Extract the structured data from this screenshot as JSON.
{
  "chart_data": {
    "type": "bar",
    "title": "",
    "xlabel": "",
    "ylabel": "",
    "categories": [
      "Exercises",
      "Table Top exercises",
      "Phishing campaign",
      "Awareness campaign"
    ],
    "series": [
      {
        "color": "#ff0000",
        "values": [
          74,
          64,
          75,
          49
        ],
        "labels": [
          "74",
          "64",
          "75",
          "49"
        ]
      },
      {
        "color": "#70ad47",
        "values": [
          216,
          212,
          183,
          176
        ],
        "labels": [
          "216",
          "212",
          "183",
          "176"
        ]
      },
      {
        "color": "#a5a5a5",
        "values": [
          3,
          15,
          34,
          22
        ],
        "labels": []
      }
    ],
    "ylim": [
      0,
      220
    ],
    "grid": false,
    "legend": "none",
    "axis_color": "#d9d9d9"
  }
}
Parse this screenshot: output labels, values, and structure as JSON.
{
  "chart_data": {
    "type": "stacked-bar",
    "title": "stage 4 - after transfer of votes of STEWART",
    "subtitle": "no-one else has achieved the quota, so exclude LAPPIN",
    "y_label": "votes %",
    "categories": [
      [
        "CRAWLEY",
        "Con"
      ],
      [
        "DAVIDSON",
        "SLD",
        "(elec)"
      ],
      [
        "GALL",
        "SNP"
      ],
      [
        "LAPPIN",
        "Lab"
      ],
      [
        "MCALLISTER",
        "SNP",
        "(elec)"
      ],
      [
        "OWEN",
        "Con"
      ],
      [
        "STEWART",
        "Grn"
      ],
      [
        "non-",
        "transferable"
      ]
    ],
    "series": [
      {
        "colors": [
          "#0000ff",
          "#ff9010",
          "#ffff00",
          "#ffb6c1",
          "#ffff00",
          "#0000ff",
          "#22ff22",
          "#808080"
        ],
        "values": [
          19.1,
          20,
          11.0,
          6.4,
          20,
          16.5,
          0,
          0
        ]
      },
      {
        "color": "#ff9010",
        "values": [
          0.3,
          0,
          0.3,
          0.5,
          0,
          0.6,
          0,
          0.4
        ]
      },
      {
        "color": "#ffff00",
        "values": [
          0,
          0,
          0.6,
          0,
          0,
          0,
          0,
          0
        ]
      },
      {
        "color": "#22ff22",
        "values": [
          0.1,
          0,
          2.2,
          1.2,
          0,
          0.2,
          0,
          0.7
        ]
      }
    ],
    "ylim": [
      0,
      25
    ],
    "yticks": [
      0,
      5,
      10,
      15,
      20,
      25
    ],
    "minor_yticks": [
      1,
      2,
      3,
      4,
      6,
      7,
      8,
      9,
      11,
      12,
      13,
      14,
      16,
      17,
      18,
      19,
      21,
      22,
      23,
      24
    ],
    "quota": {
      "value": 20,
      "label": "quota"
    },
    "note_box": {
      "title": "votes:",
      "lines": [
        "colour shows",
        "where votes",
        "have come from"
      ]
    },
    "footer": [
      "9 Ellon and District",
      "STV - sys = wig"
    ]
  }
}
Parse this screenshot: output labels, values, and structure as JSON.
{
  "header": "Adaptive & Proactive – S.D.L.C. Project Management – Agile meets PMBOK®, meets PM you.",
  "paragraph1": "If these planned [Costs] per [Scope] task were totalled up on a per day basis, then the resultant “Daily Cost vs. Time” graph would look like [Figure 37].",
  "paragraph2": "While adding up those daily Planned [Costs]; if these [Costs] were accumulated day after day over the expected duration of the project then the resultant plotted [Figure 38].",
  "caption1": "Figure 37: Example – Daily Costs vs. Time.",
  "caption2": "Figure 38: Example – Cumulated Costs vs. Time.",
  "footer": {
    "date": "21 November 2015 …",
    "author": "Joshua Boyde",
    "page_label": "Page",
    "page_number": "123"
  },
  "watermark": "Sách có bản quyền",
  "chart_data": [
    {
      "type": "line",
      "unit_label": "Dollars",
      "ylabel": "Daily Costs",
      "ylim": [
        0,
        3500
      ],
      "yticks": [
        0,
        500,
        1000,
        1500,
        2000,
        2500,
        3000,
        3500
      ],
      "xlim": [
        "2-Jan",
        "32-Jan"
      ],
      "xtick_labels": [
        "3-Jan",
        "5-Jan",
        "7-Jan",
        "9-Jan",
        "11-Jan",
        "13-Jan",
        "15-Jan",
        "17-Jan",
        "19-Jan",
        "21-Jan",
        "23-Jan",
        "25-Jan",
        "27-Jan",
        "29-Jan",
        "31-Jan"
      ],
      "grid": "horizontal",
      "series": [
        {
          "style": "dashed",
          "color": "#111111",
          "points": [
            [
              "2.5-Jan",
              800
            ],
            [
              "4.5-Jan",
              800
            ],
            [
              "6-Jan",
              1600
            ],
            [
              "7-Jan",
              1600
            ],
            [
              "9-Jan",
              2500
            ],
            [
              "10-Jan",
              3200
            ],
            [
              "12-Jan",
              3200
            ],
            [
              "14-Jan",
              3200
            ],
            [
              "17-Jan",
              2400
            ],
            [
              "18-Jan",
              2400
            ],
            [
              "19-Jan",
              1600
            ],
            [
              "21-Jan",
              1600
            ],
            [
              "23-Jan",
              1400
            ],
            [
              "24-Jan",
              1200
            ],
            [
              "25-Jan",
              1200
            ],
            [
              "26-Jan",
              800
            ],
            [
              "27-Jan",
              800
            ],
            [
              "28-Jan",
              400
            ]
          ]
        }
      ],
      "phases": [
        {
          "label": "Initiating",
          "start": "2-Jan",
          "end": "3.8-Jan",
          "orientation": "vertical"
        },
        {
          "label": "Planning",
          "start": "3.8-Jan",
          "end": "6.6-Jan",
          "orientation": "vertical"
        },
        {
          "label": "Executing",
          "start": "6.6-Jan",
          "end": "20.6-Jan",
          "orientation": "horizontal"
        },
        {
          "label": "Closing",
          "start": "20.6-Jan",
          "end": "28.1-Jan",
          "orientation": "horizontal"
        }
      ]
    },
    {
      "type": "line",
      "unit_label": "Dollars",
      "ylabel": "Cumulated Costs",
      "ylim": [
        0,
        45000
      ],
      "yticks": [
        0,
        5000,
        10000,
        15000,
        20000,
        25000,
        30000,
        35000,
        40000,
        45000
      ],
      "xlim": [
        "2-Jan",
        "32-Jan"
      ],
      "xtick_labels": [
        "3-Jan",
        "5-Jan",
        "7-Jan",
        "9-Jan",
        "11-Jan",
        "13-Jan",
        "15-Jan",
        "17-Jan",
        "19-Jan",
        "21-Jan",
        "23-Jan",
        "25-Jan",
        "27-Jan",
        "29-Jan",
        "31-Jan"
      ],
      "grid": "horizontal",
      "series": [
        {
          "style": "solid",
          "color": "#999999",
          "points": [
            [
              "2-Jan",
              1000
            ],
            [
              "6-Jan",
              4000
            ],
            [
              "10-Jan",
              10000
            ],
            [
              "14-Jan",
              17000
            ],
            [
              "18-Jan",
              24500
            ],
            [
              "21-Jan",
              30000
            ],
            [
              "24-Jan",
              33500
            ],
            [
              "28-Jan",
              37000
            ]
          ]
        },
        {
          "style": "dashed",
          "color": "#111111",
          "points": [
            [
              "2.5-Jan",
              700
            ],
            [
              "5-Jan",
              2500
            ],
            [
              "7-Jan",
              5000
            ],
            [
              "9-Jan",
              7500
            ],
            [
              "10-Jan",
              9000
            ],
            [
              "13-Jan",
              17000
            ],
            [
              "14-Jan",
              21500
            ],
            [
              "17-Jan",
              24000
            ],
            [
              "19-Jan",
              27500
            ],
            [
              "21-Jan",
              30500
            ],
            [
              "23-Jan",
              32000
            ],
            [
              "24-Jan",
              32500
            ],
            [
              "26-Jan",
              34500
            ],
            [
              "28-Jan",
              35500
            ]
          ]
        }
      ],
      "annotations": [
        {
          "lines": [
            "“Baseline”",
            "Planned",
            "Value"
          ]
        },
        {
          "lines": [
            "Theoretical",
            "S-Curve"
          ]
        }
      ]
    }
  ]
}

|---|

Short exercise:
Find all lines where the word "after" appears. Copy them.

Right answer:
    "title": "stage 4 - after transfer of votes of STEWART",
  "paragraph2": "While adding up those daily Planned [Costs]; if these [Costs] were accumulated day after day over the expected duration of the project then the resultant plotted [Figure 38].",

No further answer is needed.